▸ Document extract
-- -- --
Discovered on a Manhattan street in 2020 and introduced on Stanton’s Humans of New York Instagram page, Johnson, then 76, shares her dynamic history as a “fiercely independent” Black burlesque dancer who used the stage name Tanqueray and became a celebrated fixture in midtown adult theaters. “I was the only black girl making white girl money,” she boasts, telling a vibrant story about sex and struggle in a bygone era. Frank and unapologetic, Johnson vividly captures aspects of her former life as a stage seductress shimmying to blues tracks during 18-minute sets or sewing lingerie for plus-sized dancers. Though her work was far from the Broadway shows she dreamed about, it eventually became all about the nightly hustle to simply survive. Her anecdotes are humorous, heartfelt, and supremely captivating, recounted with the passion of a true survivor and the acerbic wit of a weathered, street-wise New Yorker. She shares stories of growing up in an abusive household in Albany in the 1940s, a teenage pregnancy, and prison time for robbery as nonchalantly as she recalls selling rhinestone G-strings to prostitutes to make them sparkle in the headlights of passing cars. Complemented by an array of revealing personal photographs, the narrative alternates between heartfelt nostalgia about the seedier side of Manhattan’s go-go scene and funny quips about her unconventional stage performances. Encounters with a variety of hardworking dancers, drag queens, and pimps, plus an account of the complexities of a first love with a drug-addled hustler, fill out the memoir with personality and candor. With a narrative assist from Stanton, the result is a consistently titillating and often moving story of human struggle as well as an insider glimpse into the days when Times Square was considered the Big Apple’s gloriously unpolished underbelly. The book also includes Yee’s lush watercolor illustrations.
-- -- --
▸ Supplied data
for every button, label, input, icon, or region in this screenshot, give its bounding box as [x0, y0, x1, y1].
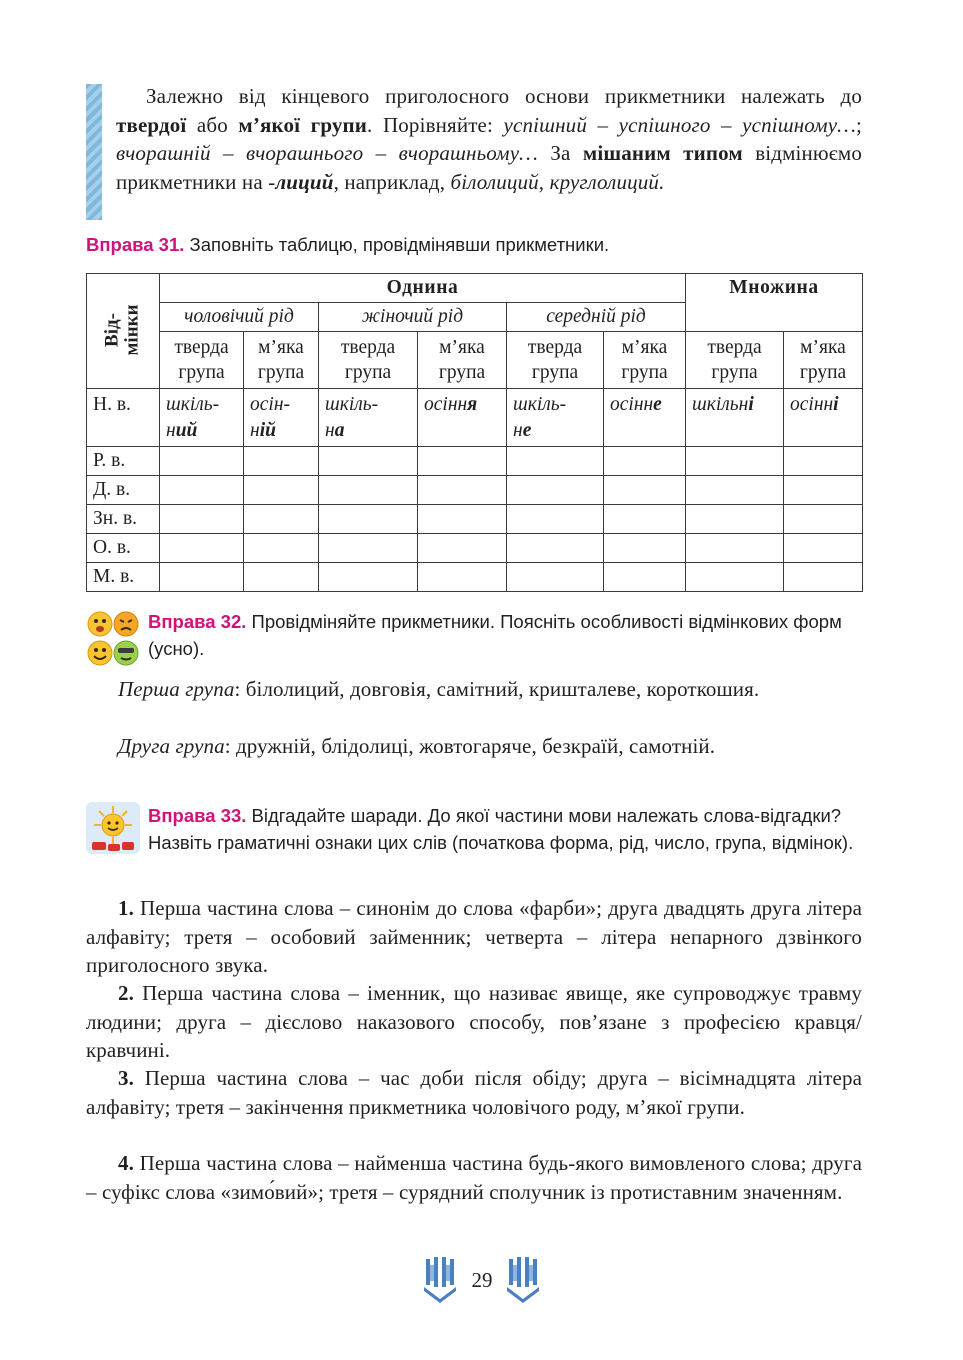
neuter-header: середній рід — [507, 303, 686, 332]
empty-cell — [319, 447, 418, 476]
table-row — [87, 505, 863, 534]
empty-cell — [784, 505, 863, 534]
page-number: 29 — [471, 1268, 493, 1292]
rule-part: . Порівняйте: — [367, 112, 504, 137]
empty-cell — [686, 447, 784, 476]
rule-example: успішний – успішного – успішному… — [503, 112, 857, 137]
exercise-33-label: Вправа 33. — [148, 805, 247, 826]
rule-mixed-type: мішаним типом — [582, 141, 743, 165]
riddle-number: 1. — [118, 896, 134, 920]
cases-header — [87, 274, 160, 389]
riddle-text: Перша частина слова – іменник, що називає явище, яке супроводжує травму людини; друга – дієслово наказового способу, пов’язане з професією кравця/кравчині. — [86, 981, 862, 1062]
rule-part: , наприклад, — [333, 169, 451, 194]
empty-cell — [604, 534, 686, 563]
empty-cell — [160, 534, 244, 563]
cell-m-soft: осін- ній — [244, 389, 319, 447]
case-label: Н. в. — [87, 389, 160, 447]
empty-cell — [319, 563, 418, 592]
empty-cell — [160, 563, 244, 592]
cell-m-hard: шкіль- ний — [160, 389, 244, 447]
rule-part: Залежно від кінцевого приголосного основи прикметники належать до — [146, 84, 862, 108]
empty-cell — [319, 534, 418, 563]
empty-cell — [507, 505, 604, 534]
group-2-label: Друга група — [118, 734, 225, 758]
riddle-text: Перша частина слова – синонім до слова «фарби»; друга двадцять друга літера алфавіту; третя – особовий займенник; четверта – літера непарного дзвінкого приголосного звука. — [86, 896, 862, 977]
group-1-label: Перша група — [118, 677, 235, 701]
empty-cell — [244, 563, 319, 592]
declension-table — [86, 273, 863, 592]
empty-cell — [686, 505, 784, 534]
exercise-32-group-1 — [86, 675, 862, 704]
ornament-right-icon — [503, 1255, 543, 1305]
masculine-header: чоловічий рід — [160, 303, 319, 332]
table-row — [87, 534, 863, 563]
group-1-text: : білолиций, довговія, самітний, кришталеве, короткошия. — [234, 677, 760, 701]
empty-cell — [160, 447, 244, 476]
empty-cell — [507, 447, 604, 476]
group-header-soft: м’яка група — [418, 332, 507, 389]
empty-cell — [604, 505, 686, 534]
empty-cell — [160, 476, 244, 505]
riddle-item — [86, 1064, 862, 1121]
cases-header-line1: Від- — [102, 313, 123, 347]
cell-f-soft: осіння — [418, 389, 507, 447]
ornament-left-icon — [420, 1255, 460, 1305]
table-row — [87, 447, 863, 476]
case-label: М. в. — [87, 563, 160, 592]
group-header-hard: тверда група — [686, 332, 784, 389]
empty-cell — [784, 534, 863, 563]
riddle-number: 2. — [118, 981, 134, 1005]
empty-cell — [418, 563, 507, 592]
cell-p-hard: шкільні — [686, 389, 784, 447]
sun-puzzle-icon — [86, 802, 140, 854]
empty-cell — [244, 476, 319, 505]
empty-cell — [244, 534, 319, 563]
riddle-text: Перша частина слова – найменша частина будь-якого вимовленого слова; друга – суфікс слова «зимо́вий»; третя – сурядний сполучник із протиставним значенням. — [86, 1151, 862, 1204]
empty-cell — [784, 563, 863, 592]
riddle-number: 3. — [118, 1066, 134, 1090]
rule-part: відмінюємо прикметники на - — [116, 141, 862, 194]
exercise-31-text: Заповніть таблицю, провідмінявши прикметники. — [184, 234, 610, 255]
feminine-header: жіночий рід — [319, 303, 507, 332]
cell-n-soft: осінне — [604, 389, 686, 447]
cell-p-soft: осінні — [784, 389, 863, 447]
riddle-item — [86, 979, 862, 1065]
riddle-number: 4. — [118, 1151, 134, 1175]
rule-box — [86, 82, 862, 196]
empty-cell — [604, 476, 686, 505]
group-2-text: : дружній, блідолиці, жовтогаряче, безкраїй, самотній. — [224, 734, 716, 758]
empty-cell — [244, 505, 319, 534]
group-header-hard: тверда група — [160, 332, 244, 389]
group-header-soft: м’яка група — [784, 332, 863, 389]
group-header-hard: тверда група — [319, 332, 418, 389]
plural-header: Множина — [686, 274, 863, 332]
exercise-31-label: Вправа 31. — [86, 234, 185, 255]
table-row-nominative — [87, 389, 863, 447]
case-label: Д. в. — [87, 476, 160, 505]
exercise-32-group-2 — [86, 732, 862, 761]
rule-part: ; — [856, 112, 863, 137]
exercise-32-text: Провідміняйте прикметники. Поясніть особливості відмінкових форм (усно). — [148, 611, 842, 659]
rule-suffix: лиций — [275, 169, 334, 194]
exercise-32-heading — [148, 608, 862, 662]
case-label: Р. в. — [87, 447, 160, 476]
empty-cell — [244, 447, 319, 476]
rule-part: За — [538, 141, 583, 165]
empty-cell — [784, 476, 863, 505]
exercise-33-heading — [148, 802, 862, 856]
empty-cell — [604, 563, 686, 592]
empty-cell — [418, 534, 507, 563]
empty-cell — [160, 505, 244, 534]
cell-n-hard: шкіль- не — [507, 389, 604, 447]
empty-cell — [319, 476, 418, 505]
group-header-hard: тверда група — [507, 332, 604, 389]
empty-cell — [686, 563, 784, 592]
empty-cell — [418, 476, 507, 505]
empty-cell — [507, 476, 604, 505]
singular-header: Однина — [160, 274, 686, 303]
empty-cell — [418, 447, 507, 476]
exercise-33-text: Відгадайте шаради. До якої частини мови належать слова-відгадки? Назвіть граматичні ознаки цих слів (початкова форма, рід, число, група, відмінок). — [148, 805, 854, 853]
riddle-item — [86, 1149, 862, 1206]
rule-bar-pattern — [86, 84, 102, 220]
cases-header-line2: мінки — [122, 304, 143, 356]
empty-cell — [418, 505, 507, 534]
cell-f-hard: шкіль- на — [319, 389, 418, 447]
rule-example: вчорашній – вчорашнього – вчорашньому… — [116, 141, 539, 165]
rule-soft-group: м’якої групи — [238, 112, 368, 137]
exercise-32-label: Вправа 32. — [148, 611, 247, 632]
empty-cell — [507, 563, 604, 592]
rule-example: білолиций, круглолиций. — [450, 169, 665, 194]
empty-cell — [604, 447, 686, 476]
exercise-31-heading — [86, 231, 862, 258]
table-row — [87, 563, 863, 592]
case-label: О. в. — [87, 534, 160, 563]
group-header-soft: м’яка група — [604, 332, 686, 389]
riddle-text: Перша частина слова – час доби після обіду; друга – вісімнадцята літера алфавіту; третя – закінчення прикметника чоловічого роду, м’якої групи. — [86, 1066, 862, 1119]
table-row — [87, 476, 863, 505]
empty-cell — [686, 534, 784, 563]
rule-hard-group: твердої — [116, 112, 187, 137]
emoji-group-icon — [86, 609, 140, 669]
empty-cell — [686, 476, 784, 505]
empty-cell — [319, 505, 418, 534]
rule-part: або — [186, 112, 239, 137]
rule-text — [116, 82, 862, 196]
group-header-soft: м’яка група — [244, 332, 319, 389]
empty-cell — [507, 534, 604, 563]
case-label: Зн. в. — [87, 505, 160, 534]
riddle-item — [86, 894, 862, 980]
empty-cell — [784, 447, 863, 476]
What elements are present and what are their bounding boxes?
-- -- --
▸ The request
Summarize the book review above in two sentences.

▸ Correct result
Discovered on a Manhattan street in 2020 and introduced on Stanton's Humans of New York Instagram page, Johnson, then 76, shares her history as a Black burlesque dancer called Tanqueray who became a celebrated fixture in midtown adult theaters. With a narrative assist from Stanton, personal photographs and Yee's watercolor illustrations, her candid, humorous stories of dancers, drag queens, pimps, an abusive childhood, a teenage pregnancy and prison time give an insider glimpse into the days when Times Square was Manhattan's unpolished underbelly.